> [DIRECTIONS FOR THIS TASK]:
Render everything from the start of the listing down through the line containing "question-10: 10 Sales-Volume" as a JSON list of strings, one string per line, leaving out blank lines.

> [THE INPUT]:
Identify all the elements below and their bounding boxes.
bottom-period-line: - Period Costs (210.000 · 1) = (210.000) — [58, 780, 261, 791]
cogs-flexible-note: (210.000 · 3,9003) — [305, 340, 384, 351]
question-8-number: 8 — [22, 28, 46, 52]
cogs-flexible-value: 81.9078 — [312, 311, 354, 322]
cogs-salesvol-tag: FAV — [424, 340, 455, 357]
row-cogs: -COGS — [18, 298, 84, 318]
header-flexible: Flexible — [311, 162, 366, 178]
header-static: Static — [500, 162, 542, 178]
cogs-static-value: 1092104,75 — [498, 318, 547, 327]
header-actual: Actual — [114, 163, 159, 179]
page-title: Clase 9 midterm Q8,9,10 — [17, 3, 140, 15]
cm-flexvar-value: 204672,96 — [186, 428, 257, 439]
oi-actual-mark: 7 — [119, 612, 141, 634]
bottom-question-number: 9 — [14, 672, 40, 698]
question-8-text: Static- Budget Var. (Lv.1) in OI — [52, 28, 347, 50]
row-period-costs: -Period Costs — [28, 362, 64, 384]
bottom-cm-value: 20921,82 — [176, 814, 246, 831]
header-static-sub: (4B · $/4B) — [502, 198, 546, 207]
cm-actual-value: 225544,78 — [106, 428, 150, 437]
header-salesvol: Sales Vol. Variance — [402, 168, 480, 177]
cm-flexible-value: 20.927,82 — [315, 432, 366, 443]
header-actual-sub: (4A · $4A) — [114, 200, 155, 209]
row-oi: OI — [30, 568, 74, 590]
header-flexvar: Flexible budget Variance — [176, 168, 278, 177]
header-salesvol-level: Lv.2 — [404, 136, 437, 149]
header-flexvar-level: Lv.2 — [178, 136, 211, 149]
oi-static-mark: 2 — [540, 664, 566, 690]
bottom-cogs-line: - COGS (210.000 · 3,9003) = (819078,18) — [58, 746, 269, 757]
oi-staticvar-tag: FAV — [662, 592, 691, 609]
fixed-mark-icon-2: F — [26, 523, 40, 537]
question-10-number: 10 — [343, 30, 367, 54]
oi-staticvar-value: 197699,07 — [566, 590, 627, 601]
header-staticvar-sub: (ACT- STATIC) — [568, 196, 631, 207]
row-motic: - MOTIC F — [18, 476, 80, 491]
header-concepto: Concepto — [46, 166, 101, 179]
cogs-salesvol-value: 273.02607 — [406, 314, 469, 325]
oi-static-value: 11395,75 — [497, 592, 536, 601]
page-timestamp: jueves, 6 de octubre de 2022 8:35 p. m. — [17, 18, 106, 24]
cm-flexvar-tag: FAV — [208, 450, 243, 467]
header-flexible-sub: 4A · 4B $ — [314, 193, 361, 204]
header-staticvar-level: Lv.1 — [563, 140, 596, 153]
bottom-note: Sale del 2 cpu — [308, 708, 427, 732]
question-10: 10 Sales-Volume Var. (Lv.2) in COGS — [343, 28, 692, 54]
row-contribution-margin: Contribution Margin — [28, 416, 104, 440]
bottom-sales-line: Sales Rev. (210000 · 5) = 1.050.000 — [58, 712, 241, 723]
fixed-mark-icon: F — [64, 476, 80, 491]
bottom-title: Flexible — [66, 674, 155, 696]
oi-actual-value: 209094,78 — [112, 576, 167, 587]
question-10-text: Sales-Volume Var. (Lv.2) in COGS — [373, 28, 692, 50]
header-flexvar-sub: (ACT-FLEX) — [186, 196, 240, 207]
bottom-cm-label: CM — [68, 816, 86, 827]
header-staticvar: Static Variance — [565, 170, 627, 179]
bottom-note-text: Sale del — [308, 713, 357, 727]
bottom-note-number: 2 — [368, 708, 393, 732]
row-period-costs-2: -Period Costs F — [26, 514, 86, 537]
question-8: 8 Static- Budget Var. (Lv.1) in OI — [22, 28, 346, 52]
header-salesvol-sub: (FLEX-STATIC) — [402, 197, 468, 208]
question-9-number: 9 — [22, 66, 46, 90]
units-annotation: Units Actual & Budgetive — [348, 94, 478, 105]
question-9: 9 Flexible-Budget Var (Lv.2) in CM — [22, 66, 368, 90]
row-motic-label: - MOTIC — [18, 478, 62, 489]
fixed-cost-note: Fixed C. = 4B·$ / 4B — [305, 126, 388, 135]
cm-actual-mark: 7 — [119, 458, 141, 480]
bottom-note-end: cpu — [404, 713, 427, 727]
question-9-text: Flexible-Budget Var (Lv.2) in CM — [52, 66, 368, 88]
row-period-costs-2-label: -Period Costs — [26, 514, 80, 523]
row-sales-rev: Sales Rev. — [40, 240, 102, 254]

> [EXERCISE SOLUTION]:
[
  "Identify all the elements below and their bounding boxes.",
  "bottom-period-line: - Period Costs (210.000 · 1) = (210.000) — [58, 780, 261, 791]",
  "cogs-flexible-note: (210.000 · 3,9003) — [305, 340, 384, 351]",
  "question-8-number: 8 — [22, 28, 46, 52]",
  "cogs-flexible-value: 81.9078 — [312, 311, 354, 322]",
  "cogs-salesvol-tag: FAV — [424, 340, 455, 357]",
  "row-cogs: -COGS — [18, 298, 84, 318]",
  "header-flexible: Flexible — [311, 162, 366, 178]",
  "header-static: Static — [500, 162, 542, 178]",
  "cogs-static-value: 1092104,75 — [498, 318, 547, 327]",
  "header-actual: Actual — [114, 163, 159, 179]",
  "page-title: Clase 9 midterm Q8,9,10 — [17, 3, 140, 15]",
  "cm-flexvar-value: 204672,96 — [186, 428, 257, 439]",
  "oi-actual-mark: 7 — [119, 612, 141, 634]",
  "bottom-question-number: 9 — [14, 672, 40, 698]",
  "question-8-text: Static- Budget Var. (Lv.1) in OI — [52, 28, 347, 50]",
  "row-period-costs: -Period Costs — [28, 362, 64, 384]",
  "bottom-cm-value: 20921,82 — [176, 814, 246, 831]",
  "header-static-sub: (4B · $/4B) — [502, 198, 546, 207]",
  "cm-actual-value: 225544,78 — [106, 428, 150, 437]",
  "header-salesvol: Sales Vol. Variance — [402, 168, 480, 177]",
  "cm-flexible-value: 20.927,82 — [315, 432, 366, 443]",
  "header-actual-sub: (4A · $4A) — [114, 200, 155, 209]",
  "row-oi: OI — [30, 568, 74, 590]",
  "header-flexvar: Flexible budget Variance — [176, 168, 278, 177]",
  "header-salesvol-level: Lv.2 — [404, 136, 437, 149]",
  "header-flexvar-level: Lv.2 — [178, 136, 211, 149]",
  "oi-static-mark: 2 — [540, 664, 566, 690]",
  "bottom-cogs-line: - COGS (210.000 · 3,9003) = (819078,18) — [58, 746, 269, 757]",
  "oi-staticvar-tag: FAV — [662, 592, 691, 609]",
  "fixed-mark-icon-2: F — [26, 523, 40, 537]",
  "question-10-number: 10 — [343, 30, 367, 54]",
  "oi-staticvar-value: 197699,07 — [566, 590, 627, 601]",
  "header-staticvar-sub: (ACT- STATIC) — [568, 196, 631, 207]",
  "row-motic: - MOTIC F — [18, 476, 80, 491]",
  "header-concepto: Concepto — [46, 166, 101, 179]",
  "cogs-salesvol-value: 273.02607 — [406, 314, 469, 325]",
  "oi-static-value: 11395,75 — [497, 592, 536, 601]",
  "page-timestamp: jueves, 6 de octubre de 2022 8:35 p. m. — [17, 18, 106, 24]",
  "cm-flexvar-tag: FAV — [208, 450, 243, 467]",
  "header-flexible-sub: 4A · 4B $ — [314, 193, 361, 204]",
  "header-staticvar-level: Lv.1 — [563, 140, 596, 153]",
  "bottom-note: Sale del 2 cpu — [308, 708, 427, 732]",
  "question-10: 10 Sales-Volume Var. (Lv.2) in COGS — [343, 28, 692, 54]"
]